------ Data supplied ------

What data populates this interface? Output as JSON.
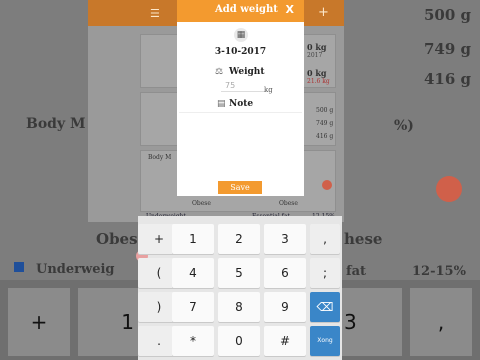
{
  "background": {
    "left_texts": [
      "Body M",
      "Obese"
    ],
    "right_texts": [
      "500 g",
      "749 g",
      "416 g",
      "%)",
      "hese"
    ],
    "underweight": "Underweig",
    "fat": "fat",
    "fat_range": "12-15%",
    "mid_values": [
      "0 kg",
      "2017",
      "0 kg",
      "21.6 kg",
      "500 g",
      "749 g",
      "416 g"
    ],
    "mid_labels": [
      "Body M",
      "Obese",
      "Obese",
      "Underweight",
      "Essential fat",
      "12-15%"
    ]
  },
  "dialog": {
    "title": "Add weight",
    "close": "X",
    "date": "3-10-2017",
    "weight_label": "Weight",
    "weight_value": "75",
    "unit": "kg",
    "note_label": "Note",
    "save_label": "Save"
  },
  "keyboard": {
    "rows": [
      [
        "+",
        "1",
        "2",
        "3",
        ","
      ],
      [
        "(",
        "4",
        "5",
        "6",
        ";"
      ],
      [
        ")",
        "7",
        "8",
        "9",
        "⌫"
      ],
      [
        ".",
        "*",
        "0",
        "#",
        "Xong"
      ]
    ]
  },
  "side_keyboard": {
    "left": [
      "+",
      "1"
    ],
    "right": [
      "3",
      ","
    ]
  },
  "colors": {
    "accent": "#f39a2f",
    "key_blue": "#3a86c8"
  }
}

------

Exercise brief: Copy all the records above exactly, but leave out the pictures.

Result of the exercise:
What data populates this interface? Output as JSON.
{
  "background": {
    "left_texts": [
      "Body M",
      "Obese"
    ],
    "right_texts": [
      "500 g",
      "749 g",
      "416 g",
      "%)",
      "hese"
    ],
    "underweight": "Underweig",
    "fat": "fat",
    "fat_range": "12-15%",
    "mid_values": [
      "0 kg",
      "2017",
      "0 kg",
      "21.6 kg",
      "500 g",
      "749 g",
      "416 g"
    ],
    "mid_labels": [
      "Body M",
      "Obese",
      "Obese",
      "Underweight",
      "Essential fat",
      "12-15%"
    ]
  },
  "dialog": {
    "title": "Add weight",
    "close": "X",
    "date": "3-10-2017",
    "weight_label": "Weight",
    "weight_value": "75",
    "unit": "kg",
    "note_label": "Note",
    "save_label": "Save"
  },
  "keyboard": {
    "rows": [
      [
        "+",
        "1",
        "2",
        "3",
        ","
      ],
      [
        "(",
        "4",
        "5",
        "6",
        ";"
      ],
      [
        ")",
        "7",
        "8",
        "9",
        "⌫"
      ],
      [
        ".",
        "*",
        "0",
        "#",
        "Xong"
      ]
    ]
  },
  "side_keyboard": {
    "left": [
      "+",
      "1"
    ],
    "right": [
      "3",
      ","
    ]
  },
  "colors": {
    "accent": "#f39a2f",
    "key_blue": "#3a86c8"
  }
}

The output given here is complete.